Do this
Look through the material below for "directory". Copy every line that contains it.

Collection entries
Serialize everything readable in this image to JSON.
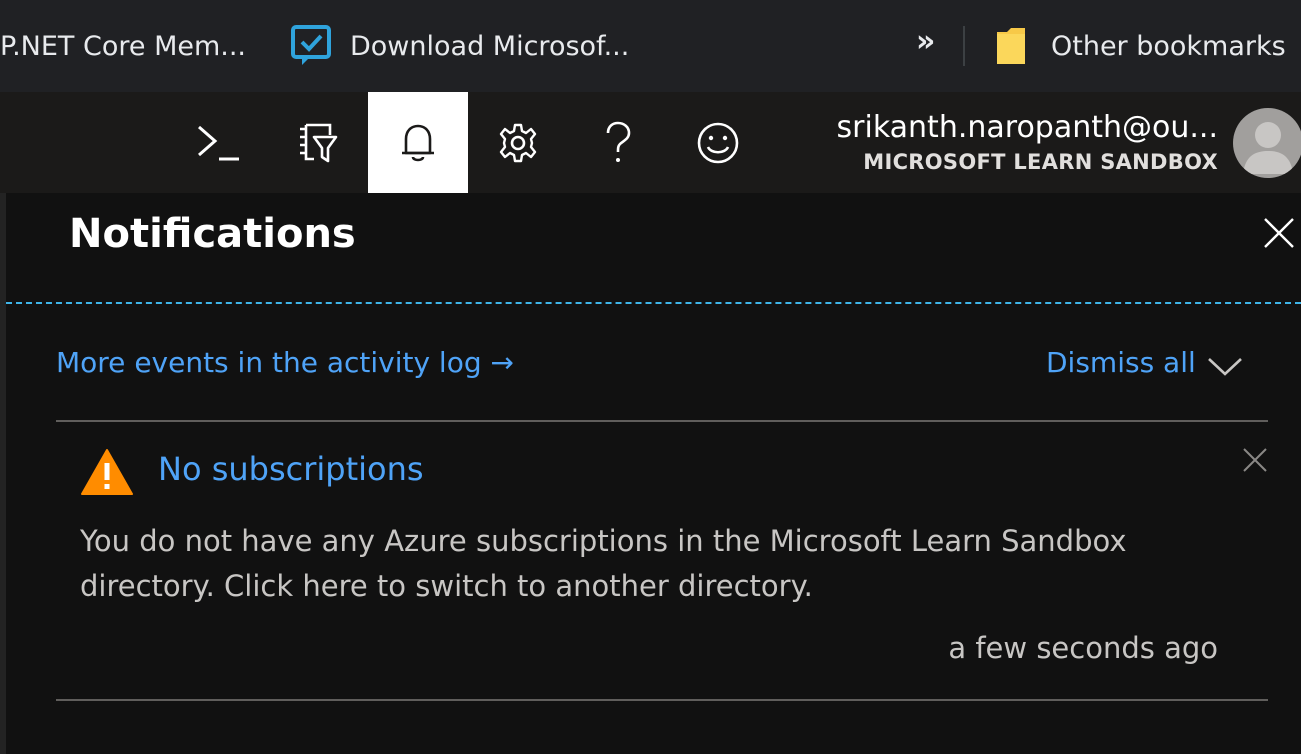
{
  "bookmarks": {
    "items": [
      {
        "label": "P.NET Core Mem..."
      },
      {
        "label": "Download Microsof..."
      }
    ],
    "overflow_label": "»",
    "other_label": "Other bookmarks"
  },
  "topnav": {
    "buttons": [
      {
        "icon": "cloud-shell-icon"
      },
      {
        "icon": "directory-filter-icon"
      },
      {
        "icon": "bell-icon",
        "active": true
      },
      {
        "icon": "gear-icon"
      },
      {
        "icon": "help-icon"
      },
      {
        "icon": "feedback-smiley-icon"
      }
    ],
    "account": {
      "email": "srikanth.naropanth@ou...",
      "directory": "MICROSOFT LEARN SANDBOX"
    }
  },
  "notifications": {
    "title": "Notifications",
    "activity_link": "More events in the activity log →",
    "dismiss_all": "Dismiss all",
    "items": [
      {
        "severity": "warning",
        "title": "No subscriptions",
        "body": "You do not have any Azure subscriptions in the Microsoft Learn Sandbox directory. Click here to switch to another directory.",
        "time": "a few seconds ago"
      }
    ]
  },
  "colors": {
    "link": "#4fa3f7",
    "warning": "#ff8c00",
    "accent_line": "#3fb5e8",
    "background": "#111111"
  }
}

Solution to the problem
        "icon": "directory-filter-icon"
      "directory": "MICROSOFT LEARN SANDBOX"
        "body": "You do not have any Azure subscriptions in the Microsoft Learn Sandbox directory. Click here to switch to another directory.",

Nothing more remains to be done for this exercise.